REQUIRED TASK — Where a line of the listing below includes the word "inskannad", reproduce that line.

ROWS —
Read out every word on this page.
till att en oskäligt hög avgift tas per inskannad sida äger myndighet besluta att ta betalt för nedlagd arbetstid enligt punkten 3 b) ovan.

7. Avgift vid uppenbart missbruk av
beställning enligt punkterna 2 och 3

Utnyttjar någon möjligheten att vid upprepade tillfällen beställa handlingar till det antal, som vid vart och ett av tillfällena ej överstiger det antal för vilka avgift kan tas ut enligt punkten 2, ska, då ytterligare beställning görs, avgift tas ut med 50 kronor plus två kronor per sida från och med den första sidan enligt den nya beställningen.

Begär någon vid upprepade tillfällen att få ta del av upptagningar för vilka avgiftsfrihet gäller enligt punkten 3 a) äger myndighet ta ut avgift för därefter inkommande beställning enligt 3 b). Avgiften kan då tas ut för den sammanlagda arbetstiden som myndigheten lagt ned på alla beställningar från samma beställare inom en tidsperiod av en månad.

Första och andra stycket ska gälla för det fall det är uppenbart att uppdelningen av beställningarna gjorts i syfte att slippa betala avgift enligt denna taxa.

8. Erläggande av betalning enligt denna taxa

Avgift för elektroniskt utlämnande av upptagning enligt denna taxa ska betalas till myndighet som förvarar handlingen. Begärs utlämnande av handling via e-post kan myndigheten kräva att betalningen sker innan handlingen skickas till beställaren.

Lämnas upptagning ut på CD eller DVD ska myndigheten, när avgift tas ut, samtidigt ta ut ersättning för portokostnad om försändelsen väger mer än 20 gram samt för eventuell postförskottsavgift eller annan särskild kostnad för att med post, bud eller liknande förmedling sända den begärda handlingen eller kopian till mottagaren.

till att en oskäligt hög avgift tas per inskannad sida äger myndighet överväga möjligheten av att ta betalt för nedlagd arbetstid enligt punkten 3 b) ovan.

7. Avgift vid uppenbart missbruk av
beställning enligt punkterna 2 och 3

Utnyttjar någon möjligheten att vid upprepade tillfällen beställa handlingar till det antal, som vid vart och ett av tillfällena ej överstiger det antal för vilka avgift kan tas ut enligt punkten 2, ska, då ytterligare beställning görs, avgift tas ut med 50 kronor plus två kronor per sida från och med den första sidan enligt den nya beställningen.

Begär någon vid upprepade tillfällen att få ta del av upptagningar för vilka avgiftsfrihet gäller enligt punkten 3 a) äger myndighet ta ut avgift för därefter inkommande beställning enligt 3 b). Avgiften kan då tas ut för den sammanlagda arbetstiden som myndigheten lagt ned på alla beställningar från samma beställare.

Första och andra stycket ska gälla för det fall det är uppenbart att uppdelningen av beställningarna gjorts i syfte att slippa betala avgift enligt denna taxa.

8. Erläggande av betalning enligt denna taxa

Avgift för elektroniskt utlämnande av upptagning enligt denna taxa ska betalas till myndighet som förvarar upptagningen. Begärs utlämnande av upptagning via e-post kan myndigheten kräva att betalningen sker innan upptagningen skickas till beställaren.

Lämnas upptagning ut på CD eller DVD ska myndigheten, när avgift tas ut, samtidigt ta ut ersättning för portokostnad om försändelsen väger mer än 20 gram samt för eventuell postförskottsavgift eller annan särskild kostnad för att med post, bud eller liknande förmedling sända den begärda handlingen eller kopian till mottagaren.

FULL SOLUTION —
till att en oskäligt hög avgift tas per inskannad sida äger myndighet besluta att ta betalt för nedlagd arbetstid enligt punkten 3 b) ovan.
till att en oskäligt hög avgift tas per inskannad sida äger myndighet överväga möjligheten av att ta betalt för nedlagd arbetstid enligt punkten 3 b) ovan.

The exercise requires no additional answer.